*Problem statement*
Repeat each line exactly, leaving nothing out.

::: Dataset excerpts :::

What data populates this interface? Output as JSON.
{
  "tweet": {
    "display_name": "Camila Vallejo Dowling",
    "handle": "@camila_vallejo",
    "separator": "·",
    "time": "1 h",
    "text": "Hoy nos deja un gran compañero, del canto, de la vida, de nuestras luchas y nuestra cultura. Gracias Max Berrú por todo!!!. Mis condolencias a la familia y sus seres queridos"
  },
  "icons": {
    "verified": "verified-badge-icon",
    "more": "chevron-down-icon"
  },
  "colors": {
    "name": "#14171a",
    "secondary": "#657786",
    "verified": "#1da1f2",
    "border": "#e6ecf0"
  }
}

:::

*Written response*
What data populates this interface? Output as JSON.
{
  "tweet": {
    "display_name": "Camila Vallejo Dowling",
    "handle": "@camila_vallejo",
    "separator": "·",
    "time": "1 h",
    "text": "Hoy nos deja un gran compañero, del canto, de la vida, de nuestras luchas y nuestra cultura. Gracias Max Berrú por todo!!!. Mis condolencias a la familia y sus seres queridos"
  },
  "icons": {
    "verified": "verified-badge-icon",
    "more": "chevron-down-icon"
  },
  "colors": {
    "name": "#14171a",
    "secondary": "#657786",
    "verified": "#1da1f2",
    "border": "#e6ecf0"
  }
}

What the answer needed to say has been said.